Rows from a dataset
►
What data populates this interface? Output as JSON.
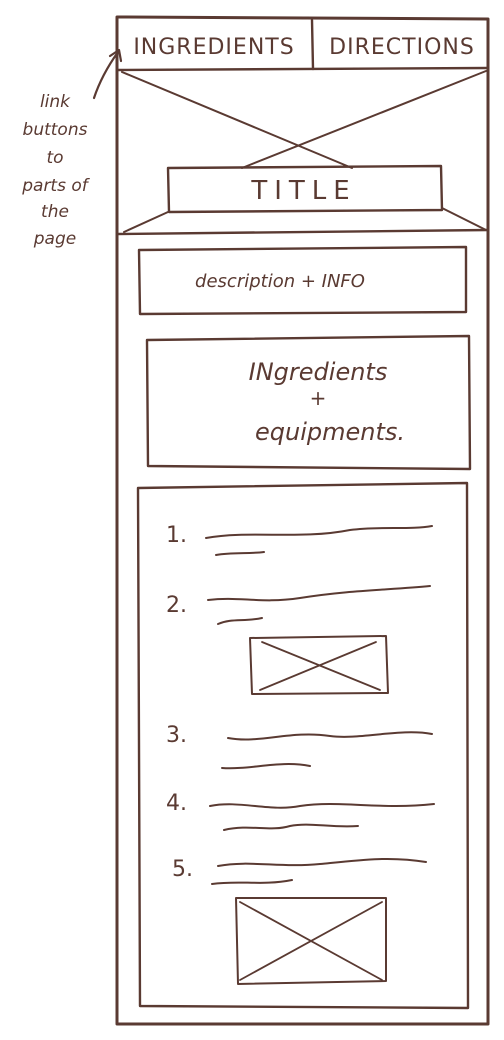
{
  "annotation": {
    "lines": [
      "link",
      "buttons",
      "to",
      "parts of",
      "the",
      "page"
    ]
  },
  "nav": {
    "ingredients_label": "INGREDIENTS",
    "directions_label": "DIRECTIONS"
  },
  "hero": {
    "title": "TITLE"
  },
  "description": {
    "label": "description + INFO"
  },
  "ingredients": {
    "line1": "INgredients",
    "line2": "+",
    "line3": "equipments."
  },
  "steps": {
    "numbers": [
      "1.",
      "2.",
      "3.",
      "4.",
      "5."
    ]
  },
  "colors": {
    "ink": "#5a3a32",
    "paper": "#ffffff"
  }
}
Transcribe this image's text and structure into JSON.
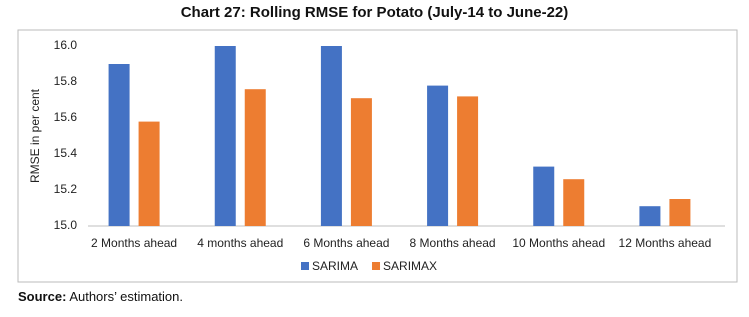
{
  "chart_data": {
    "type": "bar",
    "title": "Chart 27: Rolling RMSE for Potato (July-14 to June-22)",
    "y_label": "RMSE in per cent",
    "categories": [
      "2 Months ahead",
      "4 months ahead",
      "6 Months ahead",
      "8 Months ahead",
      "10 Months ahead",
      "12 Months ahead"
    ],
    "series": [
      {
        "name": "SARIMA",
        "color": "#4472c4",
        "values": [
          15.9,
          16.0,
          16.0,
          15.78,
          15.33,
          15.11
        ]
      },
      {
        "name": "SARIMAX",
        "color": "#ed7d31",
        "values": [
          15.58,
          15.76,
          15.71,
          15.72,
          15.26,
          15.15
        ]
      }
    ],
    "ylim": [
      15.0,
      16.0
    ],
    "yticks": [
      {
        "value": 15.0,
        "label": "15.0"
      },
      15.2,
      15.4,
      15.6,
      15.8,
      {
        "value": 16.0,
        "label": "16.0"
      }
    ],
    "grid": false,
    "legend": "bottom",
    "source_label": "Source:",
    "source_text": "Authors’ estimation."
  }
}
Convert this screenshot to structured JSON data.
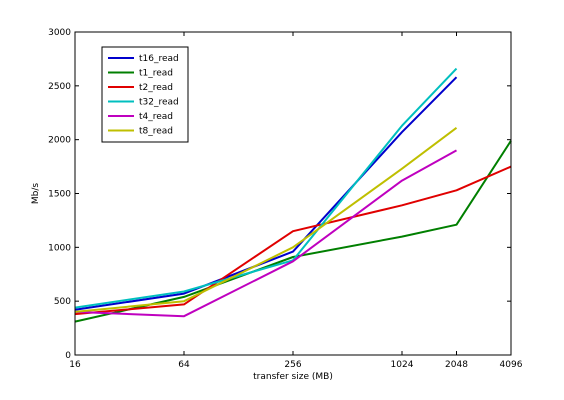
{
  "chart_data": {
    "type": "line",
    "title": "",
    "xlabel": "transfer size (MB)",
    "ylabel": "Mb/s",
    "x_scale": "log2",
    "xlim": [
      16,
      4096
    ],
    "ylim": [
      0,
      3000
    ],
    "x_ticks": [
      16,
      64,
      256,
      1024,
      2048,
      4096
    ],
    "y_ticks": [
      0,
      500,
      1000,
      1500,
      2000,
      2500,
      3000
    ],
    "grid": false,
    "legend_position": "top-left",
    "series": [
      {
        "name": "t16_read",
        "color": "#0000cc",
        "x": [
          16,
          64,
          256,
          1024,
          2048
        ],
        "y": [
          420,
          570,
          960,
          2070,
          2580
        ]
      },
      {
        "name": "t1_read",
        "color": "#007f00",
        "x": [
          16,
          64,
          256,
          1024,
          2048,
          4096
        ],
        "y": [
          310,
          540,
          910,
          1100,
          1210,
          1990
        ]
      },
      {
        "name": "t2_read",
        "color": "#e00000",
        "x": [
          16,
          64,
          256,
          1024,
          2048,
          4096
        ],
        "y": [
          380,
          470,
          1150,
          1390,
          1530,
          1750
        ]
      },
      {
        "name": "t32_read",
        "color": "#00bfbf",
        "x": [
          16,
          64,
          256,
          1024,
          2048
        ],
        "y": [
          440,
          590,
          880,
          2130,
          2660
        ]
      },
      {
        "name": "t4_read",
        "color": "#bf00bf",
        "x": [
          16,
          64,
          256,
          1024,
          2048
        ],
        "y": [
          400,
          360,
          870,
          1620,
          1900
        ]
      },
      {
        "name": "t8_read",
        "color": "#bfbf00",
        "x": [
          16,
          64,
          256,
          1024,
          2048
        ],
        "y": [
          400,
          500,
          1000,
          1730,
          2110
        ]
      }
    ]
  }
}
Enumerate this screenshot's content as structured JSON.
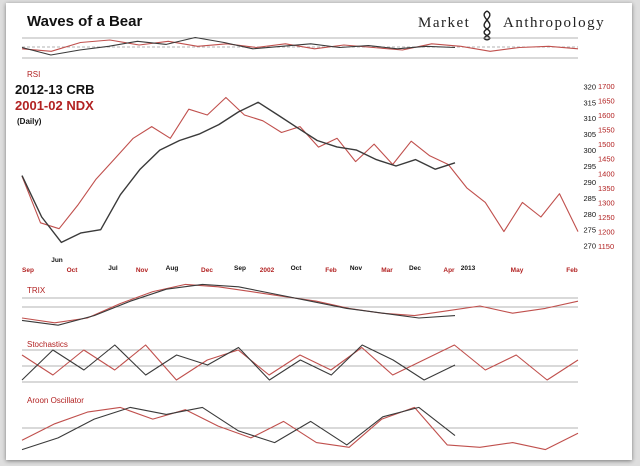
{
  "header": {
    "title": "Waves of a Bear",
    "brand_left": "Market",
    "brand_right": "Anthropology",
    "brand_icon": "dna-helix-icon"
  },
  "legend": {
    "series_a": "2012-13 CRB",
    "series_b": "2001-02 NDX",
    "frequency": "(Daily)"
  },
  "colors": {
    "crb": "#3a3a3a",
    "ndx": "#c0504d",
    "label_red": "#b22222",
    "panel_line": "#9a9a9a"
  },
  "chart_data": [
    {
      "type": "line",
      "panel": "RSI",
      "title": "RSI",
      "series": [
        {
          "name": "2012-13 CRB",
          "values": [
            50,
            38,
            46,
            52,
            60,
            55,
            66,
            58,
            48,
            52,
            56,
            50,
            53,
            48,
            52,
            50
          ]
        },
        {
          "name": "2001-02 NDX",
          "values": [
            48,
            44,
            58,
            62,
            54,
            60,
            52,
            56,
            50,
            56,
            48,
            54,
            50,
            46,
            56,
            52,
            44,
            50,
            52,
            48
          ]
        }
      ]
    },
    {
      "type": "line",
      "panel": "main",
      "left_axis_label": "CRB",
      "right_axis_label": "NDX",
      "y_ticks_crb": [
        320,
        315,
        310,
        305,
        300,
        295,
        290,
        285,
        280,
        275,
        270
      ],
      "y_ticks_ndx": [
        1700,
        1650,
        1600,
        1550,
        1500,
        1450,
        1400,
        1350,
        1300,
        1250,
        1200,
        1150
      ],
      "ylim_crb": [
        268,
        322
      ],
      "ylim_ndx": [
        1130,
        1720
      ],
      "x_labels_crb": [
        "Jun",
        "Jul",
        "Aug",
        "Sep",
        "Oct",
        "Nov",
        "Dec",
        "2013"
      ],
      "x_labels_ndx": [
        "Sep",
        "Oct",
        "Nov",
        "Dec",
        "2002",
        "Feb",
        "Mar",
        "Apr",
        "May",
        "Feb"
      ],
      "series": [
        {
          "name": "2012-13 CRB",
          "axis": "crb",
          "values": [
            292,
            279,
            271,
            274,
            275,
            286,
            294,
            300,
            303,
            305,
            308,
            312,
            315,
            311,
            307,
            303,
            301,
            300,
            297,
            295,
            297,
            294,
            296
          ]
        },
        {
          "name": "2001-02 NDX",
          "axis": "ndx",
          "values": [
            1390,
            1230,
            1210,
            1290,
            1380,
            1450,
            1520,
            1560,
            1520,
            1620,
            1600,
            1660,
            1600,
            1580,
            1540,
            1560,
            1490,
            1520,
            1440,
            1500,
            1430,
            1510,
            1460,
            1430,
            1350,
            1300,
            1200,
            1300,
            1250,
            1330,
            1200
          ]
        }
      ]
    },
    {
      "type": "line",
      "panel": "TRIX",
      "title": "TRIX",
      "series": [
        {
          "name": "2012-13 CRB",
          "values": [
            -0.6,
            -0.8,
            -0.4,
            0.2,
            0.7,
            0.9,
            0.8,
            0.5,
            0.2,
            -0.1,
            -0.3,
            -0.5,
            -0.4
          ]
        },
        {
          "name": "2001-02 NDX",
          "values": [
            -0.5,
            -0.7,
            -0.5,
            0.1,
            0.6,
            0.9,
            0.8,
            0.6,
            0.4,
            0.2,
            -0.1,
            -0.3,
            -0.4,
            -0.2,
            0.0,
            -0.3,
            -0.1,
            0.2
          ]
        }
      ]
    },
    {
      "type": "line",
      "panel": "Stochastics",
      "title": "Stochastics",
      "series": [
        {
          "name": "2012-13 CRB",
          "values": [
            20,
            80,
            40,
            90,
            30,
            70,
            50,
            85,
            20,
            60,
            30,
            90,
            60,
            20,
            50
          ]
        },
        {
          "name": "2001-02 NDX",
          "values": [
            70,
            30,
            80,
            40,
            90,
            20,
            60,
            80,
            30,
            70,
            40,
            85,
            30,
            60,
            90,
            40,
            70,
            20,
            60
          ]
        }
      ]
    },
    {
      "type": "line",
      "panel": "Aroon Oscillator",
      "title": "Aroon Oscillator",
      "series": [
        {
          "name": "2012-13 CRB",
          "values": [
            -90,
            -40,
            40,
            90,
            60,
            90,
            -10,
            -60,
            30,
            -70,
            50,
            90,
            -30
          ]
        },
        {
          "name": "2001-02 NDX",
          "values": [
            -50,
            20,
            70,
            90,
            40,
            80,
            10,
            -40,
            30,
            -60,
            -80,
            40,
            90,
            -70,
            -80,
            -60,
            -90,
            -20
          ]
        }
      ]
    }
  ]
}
◄
**WHAT NEEDS TO BE DONE:** Across the entries, how many lines hold the word "JSON"? Say only the number.

**ANSWER FOR THIS EXERCISE:** 4